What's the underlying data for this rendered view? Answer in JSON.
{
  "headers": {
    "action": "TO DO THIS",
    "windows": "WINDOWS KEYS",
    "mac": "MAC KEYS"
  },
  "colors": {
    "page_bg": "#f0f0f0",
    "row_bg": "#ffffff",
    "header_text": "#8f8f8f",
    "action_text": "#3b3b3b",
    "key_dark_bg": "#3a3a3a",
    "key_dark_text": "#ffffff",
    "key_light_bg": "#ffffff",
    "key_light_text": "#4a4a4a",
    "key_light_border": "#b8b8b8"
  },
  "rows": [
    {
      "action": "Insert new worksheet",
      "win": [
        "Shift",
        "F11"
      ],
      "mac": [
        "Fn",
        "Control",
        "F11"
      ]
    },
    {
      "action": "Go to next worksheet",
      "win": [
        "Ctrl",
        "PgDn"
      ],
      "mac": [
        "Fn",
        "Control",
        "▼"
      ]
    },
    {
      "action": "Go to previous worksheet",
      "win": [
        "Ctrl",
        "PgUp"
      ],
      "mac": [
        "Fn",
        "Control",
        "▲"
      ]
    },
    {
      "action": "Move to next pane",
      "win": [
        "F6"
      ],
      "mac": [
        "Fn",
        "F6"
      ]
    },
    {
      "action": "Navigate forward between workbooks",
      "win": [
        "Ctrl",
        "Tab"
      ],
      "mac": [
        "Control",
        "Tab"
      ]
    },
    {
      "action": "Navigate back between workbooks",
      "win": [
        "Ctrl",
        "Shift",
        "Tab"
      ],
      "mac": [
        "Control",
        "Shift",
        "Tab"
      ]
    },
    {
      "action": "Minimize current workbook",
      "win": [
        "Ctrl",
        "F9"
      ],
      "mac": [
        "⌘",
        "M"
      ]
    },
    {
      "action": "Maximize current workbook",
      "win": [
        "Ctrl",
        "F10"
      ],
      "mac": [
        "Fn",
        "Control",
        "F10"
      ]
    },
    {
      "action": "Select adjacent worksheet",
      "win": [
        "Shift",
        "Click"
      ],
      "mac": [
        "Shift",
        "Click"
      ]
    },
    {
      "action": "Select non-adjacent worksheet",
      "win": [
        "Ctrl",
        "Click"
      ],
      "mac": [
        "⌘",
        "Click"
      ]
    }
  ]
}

### GOAL OF THE EXERCISE
Repeat all the entries exactly as given.

### SOLUTION TO THIS TASK
What's the underlying data for this rendered view? Answer in JSON.
{
  "headers": {
    "action": "TO DO THIS",
    "windows": "WINDOWS KEYS",
    "mac": "MAC KEYS"
  },
  "colors": {
    "page_bg": "#f0f0f0",
    "row_bg": "#ffffff",
    "header_text": "#8f8f8f",
    "action_text": "#3b3b3b",
    "key_dark_bg": "#3a3a3a",
    "key_dark_text": "#ffffff",
    "key_light_bg": "#ffffff",
    "key_light_text": "#4a4a4a",
    "key_light_border": "#b8b8b8"
  },
  "rows": [
    {
      "action": "Insert new worksheet",
      "win": [
        "Shift",
        "F11"
      ],
      "mac": [
        "Fn",
        "Control",
        "F11"
      ]
    },
    {
      "action": "Go to next worksheet",
      "win": [
        "Ctrl",
        "PgDn"
      ],
      "mac": [
        "Fn",
        "Control",
        "▼"
      ]
    },
    {
      "action": "Go to previous worksheet",
      "win": [
        "Ctrl",
        "PgUp"
      ],
      "mac": [
        "Fn",
        "Control",
        "▲"
      ]
    },
    {
      "action": "Move to next pane",
      "win": [
        "F6"
      ],
      "mac": [
        "Fn",
        "F6"
      ]
    },
    {
      "action": "Navigate forward between workbooks",
      "win": [
        "Ctrl",
        "Tab"
      ],
      "mac": [
        "Control",
        "Tab"
      ]
    },
    {
      "action": "Navigate back between workbooks",
      "win": [
        "Ctrl",
        "Shift",
        "Tab"
      ],
      "mac": [
        "Control",
        "Shift",
        "Tab"
      ]
    },
    {
      "action": "Minimize current workbook",
      "win": [
        "Ctrl",
        "F9"
      ],
      "mac": [
        "⌘",
        "M"
      ]
    },
    {
      "action": "Maximize current workbook",
      "win": [
        "Ctrl",
        "F10"
      ],
      "mac": [
        "Fn",
        "Control",
        "F10"
      ]
    },
    {
      "action": "Select adjacent worksheet",
      "win": [
        "Shift",
        "Click"
      ],
      "mac": [
        "Shift",
        "Click"
      ]
    },
    {
      "action": "Select non-adjacent worksheet",
      "win": [
        "Ctrl",
        "Click"
      ],
      "mac": [
        "⌘",
        "Click"
      ]
    }
  ]
}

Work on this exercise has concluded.